##### Page

The late economist Gordon Tullock was ingenious in devising arguments that were both easily understood and relevant to political debates. He could have been a candidate for a Nobel Prize for his founding work in public choice economics, especially his theory of "rent seeking," a banner under which he argued that conventional monopoly theory understated the economic loss of state-granted monopolies, trade restrictions, and income-tax deductions. In search of monopoly profits (or "rents"), interest groups could be expected to magnify the welfare loss of state-established and protected rents by wasting resources lobbying for and defending those rents.

Professor Tullock's works will come back into political prominence, given the Republican's release of their tax-reform proposal on November 2, 2017. In "The Transitional Gains Trap," written in 1975, Tullock explained why President Trump and the Republican will face a tough political slough on curbing federal tax deductions and spending to allow for their proposed personal and corporate tax-rate cuts without growing deficits. Tullock explained that today's fiscal politics is largely "trapped" by the politics and granted largess of yesteryear.

Long ago, seeing substantial rents to be garnered, the housing industry, with the support of homeowners, invested lobbying (rent-seeking) resources to secure the mortgage-interest deduction, claiming that homeownership was critical to the achievement of the American Dream. When the Republicans recently suggested that the mortgage-interest deduction be capped, they confronted instant widespread and vigorous opposition from builders and homeowners, understandably.

Knowing that their mortgage interest payments are tax deductible, prospective homeowners did what came naturally: They bought more and larger houses than they otherwise would.

After a transitional period, the expected future benefits of the deduction became largely capitalized in housing through artificially inflated prices on more square footage. Those homeowners who sold their houses during the transition period reaped capital gains (close to the expected present value of future interest deductions). Those who bought their houses after the transition period paid full value -- both for their houses and for the expected value of the interest deduction into the future.

If the interest deduction is capped on mortgage interest paid on the first $500,000 of a mortgage, as the Republicans have proposed, housing prices, especially those over $500,000, can be expected to fall, giving rise to capital losses for homeowners. Understandably, current homeowners, supported by the housing industry, will vigorously oppose cuts in the deduction perhaps on justice grounds, if not legal thievery, reasoning that they've paid for future deductions.

If behavioral economists are correct on the "endowment effect," which means that people value what they have more than what they would pay for it, homeowners and the housing and real estate industries can be expected to work even harder (and devote even more lobbying resources) to keep the deduction than they would pay to get the deduction. (The Washington lobbying games began immediately after the Republicans' announcement.)

When the George W. Bush administration required oil companies to add ethanol to gasoline, corn farmers cheered because of the expected (and realized) increases in corn demand and prices, and they increased their demand for corn acreage, largely capitalizing the expected rents in land and equipment prices. Ethanol producers and gas stations capitalized their rents in expanded ethanol plants.

##########
##### Dataset content

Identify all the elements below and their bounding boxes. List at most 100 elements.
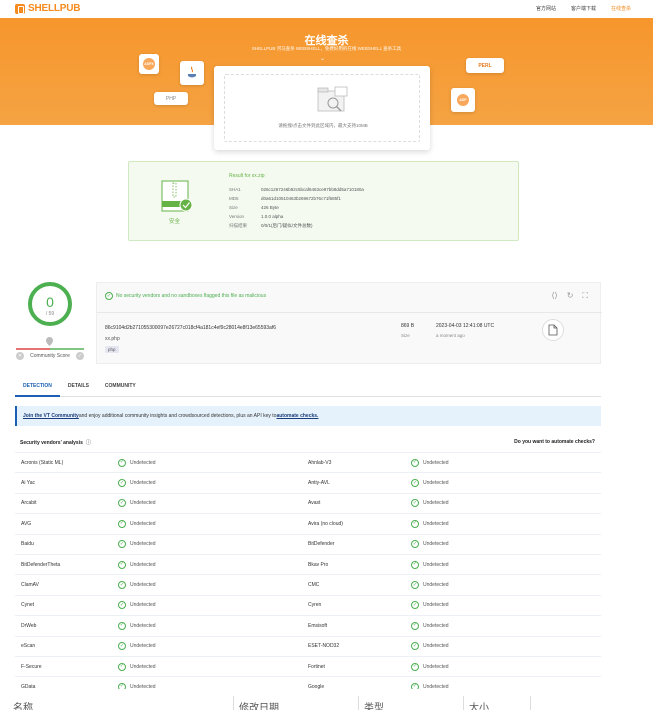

##########

What this exercise asks:
A: Reproduce the part of the rent-seeking article that begins at the words "When the George" and ends after "expanded ethanol plants.".
B: Answer these from the rent-seeking article:
(i) In what year was "The Transitional Gains Trap" written?
(ii) On what date did the Republicans release their tax-reform proposal?
(iii) Under the Republican proposal, the mortgage-interest deduction would be capped at interest paid on what portion of a mortgage?
C: Write the next part of the rent-seeking article, continuing after its final sentence.
The data is separate material from the rent-seeking article.

Answers:
A:
When the George W. Bush administration required oil companies to add ethanol to gasoline, corn farmers cheered because of the expected (and realized) increases in corn demand and prices, and they increased their demand for corn acreage, largely capitalizing the expected rents in land and equipment prices. Ethanol producers and gas stations capitalized their rents in expanded ethanol plants.

B:
(i) 1975
(ii) November 2, 2017
(iii) The first $500,000

C:
Accordingly, the Obama administration's one-third cut in the mandated ethanol production in 2015 handed Trump a political advantage (possibly a decisive one) over Hillary Clinton in the corn-belt states. The industry cheered again when, earlier this year, Trump assured the industry that "renewable fuels are essential to America's energy strategy" and that he would roll back the Obama mandate retreat, despite strong evidence that the mandate contributes to environmental decay.

The deduction for charitable contributions has done what it was intended to do, grow the country's charity industry, which now extends into all corners of American life, from churches to public radio to universities. All sectors of the philanthropy industry (including the supporting financial advisory components) will seek to defend their artificially inflated investments in people, buildings, and solicitation networks. They naturally prefer not to compete with for-profit sectors on equal terms for Americans' disposable dollars.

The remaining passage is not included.